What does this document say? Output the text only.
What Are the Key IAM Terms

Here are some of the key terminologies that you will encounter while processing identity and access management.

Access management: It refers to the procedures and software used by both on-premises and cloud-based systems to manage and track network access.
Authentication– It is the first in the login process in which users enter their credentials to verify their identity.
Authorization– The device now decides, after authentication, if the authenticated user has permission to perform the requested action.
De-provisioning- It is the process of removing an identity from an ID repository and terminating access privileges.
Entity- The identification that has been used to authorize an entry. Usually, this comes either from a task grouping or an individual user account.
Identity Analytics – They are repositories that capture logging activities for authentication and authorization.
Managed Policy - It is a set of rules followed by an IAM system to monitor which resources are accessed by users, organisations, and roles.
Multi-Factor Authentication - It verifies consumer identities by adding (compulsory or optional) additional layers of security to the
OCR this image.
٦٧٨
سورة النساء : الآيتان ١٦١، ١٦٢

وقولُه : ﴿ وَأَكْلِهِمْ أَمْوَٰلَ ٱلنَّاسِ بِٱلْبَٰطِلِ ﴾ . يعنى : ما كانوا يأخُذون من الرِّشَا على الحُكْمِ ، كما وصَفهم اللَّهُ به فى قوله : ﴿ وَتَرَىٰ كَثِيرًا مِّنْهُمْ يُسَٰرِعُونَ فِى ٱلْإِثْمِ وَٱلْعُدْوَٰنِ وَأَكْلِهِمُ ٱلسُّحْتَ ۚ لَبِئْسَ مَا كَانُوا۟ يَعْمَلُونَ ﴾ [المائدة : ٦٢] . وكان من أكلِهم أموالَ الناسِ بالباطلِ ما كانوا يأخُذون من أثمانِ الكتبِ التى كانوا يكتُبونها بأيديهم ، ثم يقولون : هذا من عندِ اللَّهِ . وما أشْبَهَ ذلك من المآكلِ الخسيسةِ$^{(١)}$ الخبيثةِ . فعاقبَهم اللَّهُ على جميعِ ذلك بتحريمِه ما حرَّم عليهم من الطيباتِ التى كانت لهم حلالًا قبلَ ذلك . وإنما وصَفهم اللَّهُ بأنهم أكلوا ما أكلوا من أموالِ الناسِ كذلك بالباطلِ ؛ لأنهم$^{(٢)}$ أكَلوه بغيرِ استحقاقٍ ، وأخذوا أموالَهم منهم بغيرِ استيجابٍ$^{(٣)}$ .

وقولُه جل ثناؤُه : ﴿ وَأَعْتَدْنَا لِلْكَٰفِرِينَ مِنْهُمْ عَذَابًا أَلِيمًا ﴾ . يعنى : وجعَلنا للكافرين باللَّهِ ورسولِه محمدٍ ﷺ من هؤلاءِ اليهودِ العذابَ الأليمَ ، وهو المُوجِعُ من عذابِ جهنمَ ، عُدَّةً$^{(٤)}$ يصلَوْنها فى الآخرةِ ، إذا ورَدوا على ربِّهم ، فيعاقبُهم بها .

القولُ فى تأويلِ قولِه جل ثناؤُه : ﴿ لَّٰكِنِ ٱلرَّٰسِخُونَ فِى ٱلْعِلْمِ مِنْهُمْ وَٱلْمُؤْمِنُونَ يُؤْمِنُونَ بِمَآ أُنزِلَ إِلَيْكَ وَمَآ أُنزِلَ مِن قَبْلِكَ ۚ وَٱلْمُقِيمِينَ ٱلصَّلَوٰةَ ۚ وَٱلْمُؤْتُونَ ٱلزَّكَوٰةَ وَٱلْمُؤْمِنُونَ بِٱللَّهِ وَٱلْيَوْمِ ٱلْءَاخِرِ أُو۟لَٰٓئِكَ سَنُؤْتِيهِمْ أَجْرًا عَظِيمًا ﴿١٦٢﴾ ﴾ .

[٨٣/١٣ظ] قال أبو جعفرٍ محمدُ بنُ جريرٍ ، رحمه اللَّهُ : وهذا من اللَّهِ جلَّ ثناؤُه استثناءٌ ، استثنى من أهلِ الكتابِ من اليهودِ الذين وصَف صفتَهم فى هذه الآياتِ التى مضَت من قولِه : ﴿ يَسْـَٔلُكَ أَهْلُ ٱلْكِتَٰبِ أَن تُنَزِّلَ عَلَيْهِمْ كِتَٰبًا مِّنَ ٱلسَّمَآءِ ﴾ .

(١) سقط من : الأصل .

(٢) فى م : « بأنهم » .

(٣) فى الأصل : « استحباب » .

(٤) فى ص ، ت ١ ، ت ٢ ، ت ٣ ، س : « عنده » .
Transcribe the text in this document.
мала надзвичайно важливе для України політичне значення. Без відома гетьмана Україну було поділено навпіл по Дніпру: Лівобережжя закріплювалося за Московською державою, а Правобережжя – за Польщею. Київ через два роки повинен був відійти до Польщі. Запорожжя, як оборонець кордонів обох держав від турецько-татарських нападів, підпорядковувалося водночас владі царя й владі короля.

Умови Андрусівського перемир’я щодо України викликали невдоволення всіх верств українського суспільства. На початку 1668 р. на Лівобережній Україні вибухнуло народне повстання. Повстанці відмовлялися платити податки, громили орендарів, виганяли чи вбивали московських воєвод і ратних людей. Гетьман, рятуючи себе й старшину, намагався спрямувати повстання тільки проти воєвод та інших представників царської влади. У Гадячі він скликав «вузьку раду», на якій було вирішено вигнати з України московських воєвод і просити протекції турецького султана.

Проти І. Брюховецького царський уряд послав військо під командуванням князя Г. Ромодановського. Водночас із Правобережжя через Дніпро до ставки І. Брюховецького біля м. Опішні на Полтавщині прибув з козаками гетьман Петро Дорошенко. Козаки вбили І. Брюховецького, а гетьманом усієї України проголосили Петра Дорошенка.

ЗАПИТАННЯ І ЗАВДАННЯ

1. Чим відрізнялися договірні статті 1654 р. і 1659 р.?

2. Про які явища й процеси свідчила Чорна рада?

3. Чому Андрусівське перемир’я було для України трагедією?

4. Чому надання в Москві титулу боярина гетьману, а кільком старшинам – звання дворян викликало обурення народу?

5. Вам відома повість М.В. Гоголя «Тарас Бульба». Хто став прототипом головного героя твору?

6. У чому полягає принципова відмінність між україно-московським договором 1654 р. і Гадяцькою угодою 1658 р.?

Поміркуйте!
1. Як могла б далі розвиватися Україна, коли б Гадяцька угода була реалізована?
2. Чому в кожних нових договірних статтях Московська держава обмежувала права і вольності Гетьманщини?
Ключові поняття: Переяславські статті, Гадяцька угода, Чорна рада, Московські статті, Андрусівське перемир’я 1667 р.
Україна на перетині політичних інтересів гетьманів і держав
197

**Stated problem**
Identify every line above with the string "that" in it. Copy those lines.

**Written solution**
Here are some of the key terminologies that you will encounter while processing identity and access management.
Entity- The identification that has been used to authorize an entry. Usually, this comes either from a task grouping or an individual user account.
Identity Analytics – They are repositories that capture logging activities for authentication and authorization.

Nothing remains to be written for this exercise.